What the exercise asks :: Locate the lines that hold the string "contoured". Copy every such line.

[Figure contents as structured data]
• • • • • • •
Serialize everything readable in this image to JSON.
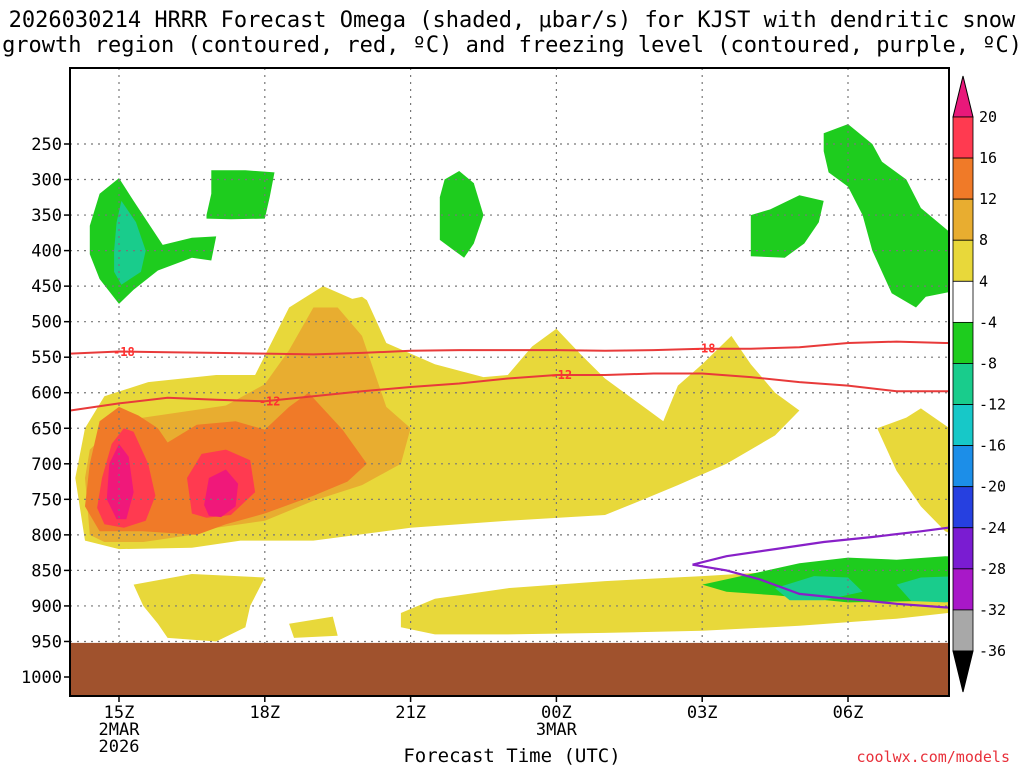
{
  "title": "2026030214 HRRR Forecast Omega (shaded, μbar/s) for KJST with dendritic snow\ngrowth region (contoured, red, ºC) and freezing level (contoured, purple, ºC)",
  "credit": "coolwx.com/models",
  "chart_data": {
    "type": "area",
    "title": "2026030214 HRRR Forecast Omega (shaded, μbar/s) for KJST with dendritic snow growth region (contoured, red, ºC) and freezing level (contoured, purple, ºC)",
    "xlabel": "Forecast Time (UTC)",
    "ylabel": "",
    "x_range_hours": [
      -1,
      17.7
    ],
    "x_ticks": [
      {
        "h": 0,
        "lines": [
          "15Z",
          "2MAR",
          "2026"
        ]
      },
      {
        "h": 3,
        "lines": [
          "18Z"
        ]
      },
      {
        "h": 6,
        "lines": [
          "21Z"
        ]
      },
      {
        "h": 9,
        "lines": [
          "00Z",
          "3MAR"
        ]
      },
      {
        "h": 12,
        "lines": [
          "03Z"
        ]
      },
      {
        "h": 15,
        "lines": [
          "06Z"
        ]
      }
    ],
    "y_range_hpa": [
      200,
      1040
    ],
    "y_ticks": [
      250,
      300,
      350,
      400,
      450,
      500,
      550,
      600,
      650,
      700,
      750,
      800,
      850,
      900,
      950,
      1000
    ],
    "grid": true,
    "terrain_surface_hpa": 952,
    "colorbar": {
      "levels": [
        20,
        16,
        12,
        8,
        4,
        -4,
        -8,
        -12,
        -16,
        -20,
        -24,
        -28,
        -32,
        -36
      ],
      "colors": [
        "#ff3a50",
        "#f07a28",
        "#e8ad30",
        "#e8d83a",
        "#ffffff",
        "#1ecc1e",
        "#19cc8c",
        "#17c8c8",
        "#1c8ee8",
        "#2640e0",
        "#7a1cd2",
        "#a818c8",
        "#a8a8a8"
      ],
      "top_arrow_color": "#e8187a",
      "bottom_arrow_color": "#000000"
    },
    "omega_regions": [
      {
        "level": 4,
        "pts": [
          [
            -0.9,
            720
          ],
          [
            -0.7,
            650
          ],
          [
            -0.3,
            605
          ],
          [
            0.6,
            585
          ],
          [
            2,
            575
          ],
          [
            2.8,
            575
          ],
          [
            3.5,
            480
          ],
          [
            4.2,
            450
          ],
          [
            4.8,
            468
          ],
          [
            5,
            465
          ],
          [
            5.1,
            470
          ],
          [
            5.5,
            530
          ],
          [
            6.5,
            560
          ],
          [
            7.5,
            578
          ],
          [
            8,
            575
          ],
          [
            8.5,
            535
          ],
          [
            9,
            510
          ],
          [
            9.5,
            546
          ],
          [
            10,
            580
          ],
          [
            10.9,
            625
          ],
          [
            11.2,
            640
          ],
          [
            11.5,
            590
          ],
          [
            12,
            560
          ],
          [
            12.6,
            520
          ],
          [
            13,
            560
          ],
          [
            13.5,
            600
          ],
          [
            14,
            625
          ],
          [
            13.5,
            660
          ],
          [
            12.5,
            700
          ],
          [
            11.5,
            730
          ],
          [
            10.8,
            750
          ],
          [
            10,
            772
          ],
          [
            8,
            780
          ],
          [
            6,
            790
          ],
          [
            4,
            808
          ],
          [
            2.5,
            808
          ],
          [
            1.5,
            818
          ],
          [
            0,
            820
          ],
          [
            -0.7,
            808
          ]
        ],
        "note": "main positive (upward) band"
      },
      {
        "level": 4,
        "pts": [
          [
            0.3,
            870
          ],
          [
            1.5,
            855
          ],
          [
            3,
            860
          ],
          [
            2.7,
            900
          ],
          [
            2.6,
            930
          ],
          [
            2,
            950
          ],
          [
            1,
            945
          ],
          [
            0.8,
            925
          ],
          [
            0.5,
            900
          ]
        ]
      },
      {
        "level": 4,
        "pts": [
          [
            3.5,
            925
          ],
          [
            4.4,
            915
          ],
          [
            4.5,
            942
          ],
          [
            3.6,
            945
          ]
        ]
      },
      {
        "level": 4,
        "pts": [
          [
            5.8,
            910
          ],
          [
            6.5,
            890
          ],
          [
            8,
            875
          ],
          [
            10,
            865
          ],
          [
            12,
            858
          ],
          [
            14,
            850
          ],
          [
            16,
            840
          ],
          [
            17.3,
            835
          ],
          [
            17.7,
            840
          ],
          [
            17.7,
            905
          ],
          [
            16,
            918
          ],
          [
            14,
            928
          ],
          [
            12,
            935
          ],
          [
            10,
            938
          ],
          [
            8,
            940
          ],
          [
            6.5,
            940
          ],
          [
            5.8,
            930
          ]
        ]
      },
      {
        "level": 4,
        "pts": [
          [
            15.6,
            650
          ],
          [
            16.2,
            635
          ],
          [
            16.5,
            622
          ],
          [
            17.3,
            660
          ],
          [
            17.7,
            730
          ],
          [
            17.7,
            815
          ],
          [
            17,
            795
          ],
          [
            16.5,
            760
          ],
          [
            16,
            710
          ]
        ]
      },
      {
        "level": 8,
        "pts": [
          [
            -0.6,
            800
          ],
          [
            -0.7,
            720
          ],
          [
            -0.6,
            680
          ],
          [
            0,
            640
          ],
          [
            1.5,
            625
          ],
          [
            2.2,
            618
          ],
          [
            3,
            588
          ],
          [
            3.5,
            540
          ],
          [
            4,
            480
          ],
          [
            4.5,
            480
          ],
          [
            5,
            520
          ],
          [
            5.5,
            620
          ],
          [
            6,
            650
          ],
          [
            5.8,
            700
          ],
          [
            5,
            730
          ],
          [
            4,
            752
          ],
          [
            3,
            780
          ],
          [
            2,
            790
          ],
          [
            1.5,
            800
          ],
          [
            0.5,
            810
          ],
          [
            -0.3,
            810
          ]
        ]
      },
      {
        "level": 12,
        "pts": [
          [
            -0.7,
            760
          ],
          [
            -0.6,
            700
          ],
          [
            -0.4,
            640
          ],
          [
            0,
            620
          ],
          [
            0.4,
            632
          ],
          [
            0.8,
            650
          ],
          [
            1,
            670
          ],
          [
            1.6,
            645
          ],
          [
            2.4,
            640
          ],
          [
            3,
            652
          ],
          [
            3.5,
            620
          ],
          [
            3.9,
            600
          ],
          [
            4.6,
            652
          ],
          [
            5.1,
            700
          ],
          [
            4.7,
            725
          ],
          [
            4,
            745
          ],
          [
            3,
            770
          ],
          [
            2.2,
            785
          ],
          [
            1.6,
            800
          ],
          [
            0.5,
            795
          ],
          [
            -0.4,
            795
          ]
        ]
      },
      {
        "level": 16,
        "pts": [
          [
            -0.45,
            762
          ],
          [
            -0.35,
            720
          ],
          [
            -0.15,
            672
          ],
          [
            0.1,
            650
          ],
          [
            0.3,
            655
          ],
          [
            0.6,
            700
          ],
          [
            0.75,
            745
          ],
          [
            0.55,
            780
          ],
          [
            0.1,
            790
          ],
          [
            -0.3,
            785
          ]
        ]
      },
      {
        "level": 16,
        "pts": [
          [
            1.5,
            770
          ],
          [
            1.4,
            720
          ],
          [
            1.7,
            686
          ],
          [
            2.2,
            680
          ],
          [
            2.7,
            695
          ],
          [
            2.8,
            740
          ],
          [
            2.3,
            772
          ],
          [
            1.8,
            776
          ]
        ]
      },
      {
        "level": 20,
        "pts": [
          [
            -0.25,
            750
          ],
          [
            -0.2,
            700
          ],
          [
            0,
            672
          ],
          [
            0.2,
            690
          ],
          [
            0.3,
            740
          ],
          [
            0.15,
            778
          ],
          [
            -0.05,
            778
          ]
        ]
      },
      {
        "level": 20,
        "pts": [
          [
            1.75,
            758
          ],
          [
            1.85,
            720
          ],
          [
            2.2,
            708
          ],
          [
            2.45,
            728
          ],
          [
            2.4,
            760
          ],
          [
            2.1,
            775
          ],
          [
            1.85,
            773
          ]
        ]
      },
      {
        "level": -4,
        "pts": [
          [
            -0.6,
            365
          ],
          [
            -0.4,
            320
          ],
          [
            0,
            298
          ],
          [
            0.3,
            330
          ],
          [
            0.9,
            392
          ],
          [
            1.5,
            382
          ],
          [
            2,
            380
          ],
          [
            1.9,
            414
          ],
          [
            1.5,
            410
          ],
          [
            0.8,
            428
          ],
          [
            0.3,
            455
          ],
          [
            0,
            475
          ],
          [
            -0.4,
            440
          ],
          [
            -0.6,
            405
          ]
        ]
      },
      {
        "level": -4,
        "pts": [
          [
            1.8,
            350
          ],
          [
            1.9,
            320
          ],
          [
            1.9,
            287
          ],
          [
            2.6,
            287
          ],
          [
            3.2,
            290
          ],
          [
            3.1,
            325
          ],
          [
            3,
            355
          ],
          [
            2.3,
            356
          ],
          [
            1.8,
            355
          ]
        ]
      },
      {
        "level": -4,
        "pts": [
          [
            6.6,
            375
          ],
          [
            6.6,
            325
          ],
          [
            6.7,
            300
          ],
          [
            7,
            288
          ],
          [
            7.3,
            305
          ],
          [
            7.5,
            350
          ],
          [
            7.3,
            390
          ],
          [
            7.1,
            410
          ],
          [
            6.9,
            400
          ],
          [
            6.6,
            385
          ]
        ]
      },
      {
        "level": -4,
        "pts": [
          [
            13,
            400
          ],
          [
            13,
            350
          ],
          [
            13.4,
            342
          ],
          [
            14,
            322
          ],
          [
            14.5,
            330
          ],
          [
            14.4,
            360
          ],
          [
            14.1,
            390
          ],
          [
            13.7,
            410
          ],
          [
            13,
            408
          ]
        ]
      },
      {
        "level": -4,
        "pts": [
          [
            14.5,
            235
          ],
          [
            15,
            222
          ],
          [
            15.5,
            250
          ],
          [
            15.7,
            275
          ],
          [
            16.2,
            300
          ],
          [
            16.5,
            340
          ],
          [
            17.2,
            380
          ],
          [
            17.7,
            395
          ],
          [
            17.7,
            450
          ],
          [
            16.6,
            465
          ],
          [
            16.4,
            480
          ],
          [
            15.9,
            460
          ],
          [
            15.5,
            400
          ],
          [
            15.3,
            350
          ],
          [
            15,
            310
          ],
          [
            14.6,
            290
          ],
          [
            14.5,
            260
          ]
        ]
      },
      {
        "level": -4,
        "pts": [
          [
            12,
            870
          ],
          [
            13,
            855
          ],
          [
            14,
            840
          ],
          [
            15,
            832
          ],
          [
            16,
            835
          ],
          [
            17,
            830
          ],
          [
            17.7,
            832
          ],
          [
            17.7,
            880
          ],
          [
            16.5,
            893
          ],
          [
            15,
            895
          ],
          [
            13.5,
            885
          ],
          [
            12.5,
            880
          ]
        ]
      },
      {
        "level": -8,
        "pts": [
          [
            -0.1,
            400
          ],
          [
            -0.05,
            360
          ],
          [
            0.05,
            330
          ],
          [
            0.35,
            360
          ],
          [
            0.55,
            400
          ],
          [
            0.45,
            430
          ],
          [
            0.05,
            448
          ],
          [
            -0.1,
            430
          ]
        ]
      },
      {
        "level": -8,
        "pts": [
          [
            13.5,
            875
          ],
          [
            14.3,
            858
          ],
          [
            15,
            860
          ],
          [
            15.3,
            880
          ],
          [
            14.5,
            892
          ],
          [
            13.8,
            892
          ]
        ]
      },
      {
        "level": -8,
        "pts": [
          [
            16,
            870
          ],
          [
            16.5,
            860
          ],
          [
            17.3,
            858
          ],
          [
            17.7,
            862
          ],
          [
            17.7,
            890
          ],
          [
            17,
            895
          ],
          [
            16.3,
            893
          ]
        ]
      }
    ],
    "dgz_contours": [
      {
        "value": -18,
        "color": "#e83a3a",
        "x": [
          -1,
          0,
          1,
          2,
          3,
          4,
          5,
          6,
          7,
          8,
          9,
          10,
          11,
          12,
          13,
          14,
          15,
          16,
          17,
          17.7
        ],
        "y": [
          545,
          542,
          543,
          544,
          545,
          546,
          544,
          541,
          540,
          540,
          540,
          541,
          540,
          538,
          538,
          536,
          530,
          528,
          530,
          530
        ]
      },
      {
        "value": -12,
        "color": "#e83a3a",
        "x": [
          -1,
          0,
          1,
          2,
          3,
          4,
          5,
          6,
          7,
          8,
          9,
          10,
          11,
          12,
          13,
          14,
          15,
          16,
          17,
          17.7
        ],
        "y": [
          625,
          615,
          607,
          610,
          612,
          605,
          598,
          592,
          587,
          580,
          575,
          575,
          573,
          573,
          578,
          585,
          590,
          598,
          598,
          598
        ]
      }
    ],
    "dgz_labels": [
      {
        "text": "-18",
        "x": 0.1,
        "y": 543
      },
      {
        "text": "-12",
        "x": 3.1,
        "y": 612
      },
      {
        "text": "-18",
        "x": 12.05,
        "y": 538
      },
      {
        "text": "-12",
        "x": 9.1,
        "y": 575
      }
    ],
    "freezing_contours": [
      {
        "value": 0,
        "color": "#8820c8",
        "x": [
          11.8,
          12.5,
          13.5,
          14.5,
          15.5,
          16.5,
          17.5,
          17.7
        ],
        "y": [
          842,
          830,
          820,
          810,
          803,
          795,
          786,
          786
        ]
      },
      {
        "value": 0,
        "color": "#8820c8",
        "x": [
          11.8,
          12.5,
          13.2,
          14,
          15,
          16,
          17,
          17.7
        ],
        "y": [
          842,
          850,
          863,
          883,
          890,
          897,
          902,
          903
        ]
      }
    ]
  }
}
• • • • • • •
The completed task ::
  "title": "2026030214 HRRR Forecast Omega (shaded, μbar/s) for KJST with dendritic snow\ngrowth region (contoured, red, ºC) and freezing level (contoured, purple, ºC)",
    "title": "2026030214 HRRR Forecast Omega (shaded, μbar/s) for KJST with dendritic snow growth region (contoured, red, ºC) and freezing level (contoured, purple, ºC)",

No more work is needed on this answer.